>> begin
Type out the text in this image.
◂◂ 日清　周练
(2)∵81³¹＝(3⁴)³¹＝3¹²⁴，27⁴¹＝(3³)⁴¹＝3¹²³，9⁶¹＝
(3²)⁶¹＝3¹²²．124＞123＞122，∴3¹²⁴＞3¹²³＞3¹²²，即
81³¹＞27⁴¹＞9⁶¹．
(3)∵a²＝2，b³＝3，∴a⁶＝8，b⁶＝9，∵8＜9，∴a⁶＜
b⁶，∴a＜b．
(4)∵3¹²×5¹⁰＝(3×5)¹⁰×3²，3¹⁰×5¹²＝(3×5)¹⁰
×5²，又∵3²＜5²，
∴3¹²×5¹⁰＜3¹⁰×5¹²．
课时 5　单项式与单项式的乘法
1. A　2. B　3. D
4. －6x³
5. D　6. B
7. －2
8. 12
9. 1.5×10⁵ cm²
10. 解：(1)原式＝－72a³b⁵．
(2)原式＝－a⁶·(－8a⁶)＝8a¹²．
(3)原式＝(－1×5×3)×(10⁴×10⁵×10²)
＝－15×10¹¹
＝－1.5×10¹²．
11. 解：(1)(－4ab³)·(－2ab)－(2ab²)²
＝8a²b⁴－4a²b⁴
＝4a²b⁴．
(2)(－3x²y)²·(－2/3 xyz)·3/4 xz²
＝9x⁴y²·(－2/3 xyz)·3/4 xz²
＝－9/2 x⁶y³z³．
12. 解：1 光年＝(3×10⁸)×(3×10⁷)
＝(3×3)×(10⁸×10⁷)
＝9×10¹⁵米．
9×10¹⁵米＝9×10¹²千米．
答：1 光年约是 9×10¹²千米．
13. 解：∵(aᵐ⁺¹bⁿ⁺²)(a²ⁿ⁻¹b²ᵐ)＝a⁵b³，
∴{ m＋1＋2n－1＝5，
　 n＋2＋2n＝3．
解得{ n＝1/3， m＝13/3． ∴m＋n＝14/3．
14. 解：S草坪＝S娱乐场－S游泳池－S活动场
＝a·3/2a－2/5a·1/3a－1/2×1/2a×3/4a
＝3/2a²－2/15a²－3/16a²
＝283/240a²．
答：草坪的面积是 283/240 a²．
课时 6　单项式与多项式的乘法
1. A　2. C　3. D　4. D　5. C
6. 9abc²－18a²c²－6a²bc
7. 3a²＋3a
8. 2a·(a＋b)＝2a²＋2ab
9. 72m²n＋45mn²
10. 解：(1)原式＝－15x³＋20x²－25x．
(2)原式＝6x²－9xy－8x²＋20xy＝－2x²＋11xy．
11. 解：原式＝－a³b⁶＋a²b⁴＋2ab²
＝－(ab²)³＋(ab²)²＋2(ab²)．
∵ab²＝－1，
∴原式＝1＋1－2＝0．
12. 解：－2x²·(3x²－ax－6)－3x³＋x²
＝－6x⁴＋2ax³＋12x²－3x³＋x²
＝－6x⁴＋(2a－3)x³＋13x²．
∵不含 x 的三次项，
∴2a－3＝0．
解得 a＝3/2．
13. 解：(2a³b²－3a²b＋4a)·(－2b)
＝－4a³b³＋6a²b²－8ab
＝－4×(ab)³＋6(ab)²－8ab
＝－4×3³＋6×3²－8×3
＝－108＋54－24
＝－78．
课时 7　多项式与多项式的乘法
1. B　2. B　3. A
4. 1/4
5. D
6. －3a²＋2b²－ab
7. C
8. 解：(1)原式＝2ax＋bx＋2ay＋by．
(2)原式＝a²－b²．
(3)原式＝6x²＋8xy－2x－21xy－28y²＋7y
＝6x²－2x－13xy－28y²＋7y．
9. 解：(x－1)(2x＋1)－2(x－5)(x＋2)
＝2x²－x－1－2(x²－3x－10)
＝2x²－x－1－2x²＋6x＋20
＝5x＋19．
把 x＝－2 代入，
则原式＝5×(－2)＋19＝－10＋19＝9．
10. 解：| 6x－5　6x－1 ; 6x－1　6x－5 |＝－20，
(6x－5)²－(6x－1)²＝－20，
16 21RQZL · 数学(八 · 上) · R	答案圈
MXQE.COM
>> end
Copy out the material word for word and line for line.

Type out the text in this image.
◂◂ 日清　周练
(2)∵81³¹＝(3⁴)³¹＝3¹²⁴，27⁴¹＝(3³)⁴¹＝3¹²³，9⁶¹＝
(3²)⁶¹＝3¹²²．124＞123＞122，∴3¹²⁴＞3¹²³＞3¹²²，即
81³¹＞27⁴¹＞9⁶¹．
(3)∵a²＝2，b³＝3，∴a⁶＝8，b⁶＝9，∵8＜9，∴a⁶＜
b⁶，∴a＜b．
(4)∵3¹²×5¹⁰＝(3×5)¹⁰×3²，3¹⁰×5¹²＝(3×5)¹⁰
×5²，又∵3²＜5²，
∴3¹²×5¹⁰＜3¹⁰×5¹²．
课时 5　单项式与单项式的乘法
1. A　2. B　3. D
4. －6x³
5. D　6. B
7. －2
8. 12
9. 1.5×10⁵ cm²
10. 解：(1)原式＝－72a³b⁵．
(2)原式＝－a⁶·(－8a⁶)＝8a¹²．
(3)原式＝(－1×5×3)×(10⁴×10⁵×10²)
＝－15×10¹¹
＝－1.5×10¹²．
11. 解：(1)(－4ab³)·(－2ab)－(2ab²)²
＝8a²b⁴－4a²b⁴
＝4a²b⁴．
(2)(－3x²y)²·(－2/3 xyz)·3/4 xz²
＝9x⁴y²·(－2/3 xyz)·3/4 xz²
＝－9/2 x⁶y³z³．
12. 解：1 光年＝(3×10⁸)×(3×10⁷)
＝(3×3)×(10⁸×10⁷)
＝9×10¹⁵米．
9×10¹⁵米＝9×10¹²千米．
答：1 光年约是 9×10¹²千米．
13. 解：∵(aᵐ⁺¹bⁿ⁺²)(a²ⁿ⁻¹b²ᵐ)＝a⁵b³，
∴{ m＋1＋2n－1＝5，
　 n＋2＋2n＝3．
解得{ n＝1/3， m＝13/3． ∴m＋n＝14/3．
14. 解：S草坪＝S娱乐场－S游泳池－S活动场
＝a·3/2a－2/5a·1/3a－1/2×1/2a×3/4a
＝3/2a²－2/15a²－3/16a²
＝283/240a²．
答：草坪的面积是 283/240 a²．
课时 6　单项式与多项式的乘法
1. A　2. C　3. D　4. D　5. C
6. 9abc²－18a²c²－6a²bc
7. 3a²＋3a
8. 2a·(a＋b)＝2a²＋2ab
9. 72m²n＋45mn²
10. 解：(1)原式＝－15x³＋20x²－25x．
(2)原式＝6x²－9xy－8x²＋20xy＝－2x²＋11xy．
11. 解：原式＝－a³b⁶＋a²b⁴＋2ab²
＝－(ab²)³＋(ab²)²＋2(ab²)．
∵ab²＝－1，
∴原式＝1＋1－2＝0．
12. 解：－2x²·(3x²－ax－6)－3x³＋x²
＝－6x⁴＋2ax³＋12x²－3x³＋x²
＝－6x⁴＋(2a－3)x³＋13x²．
∵不含 x 的三次项，
∴2a－3＝0．
解得 a＝3/2．
13. 解：(2a³b²－3a²b＋4a)·(－2b)
＝－4a³b³＋6a²b²－8ab
＝－4×(ab)³＋6(ab)²－8ab
＝－4×3³＋6×3²－8×3
＝－108＋54－24
＝－78．
课时 7　多项式与多项式的乘法
1. B　2. B　3. A
4. 1/4
5. D
6. －3a²＋2b²－ab
7. C
8. 解：(1)原式＝2ax＋bx＋2ay＋by．
(2)原式＝a²－b²．
(3)原式＝6x²＋8xy－2x－21xy－28y²＋7y
＝6x²－2x－13xy－28y²＋7y．
9. 解：(x－1)(2x＋1)－2(x－5)(x＋2)
＝2x²－x－1－2(x²－3x－10)
＝2x²－x－1－2x²＋6x＋20
＝5x＋19．
把 x＝－2 代入，
则原式＝5×(－2)＋19＝－10＋19＝9．
10. 解：| 6x－5　6x－1 ; 6x－1　6x－5 |＝－20，
(6x－5)²－(6x－1)²＝－20，
16 21RQZL · 数学(八 · 上) · R	答案圈
MXQE.COM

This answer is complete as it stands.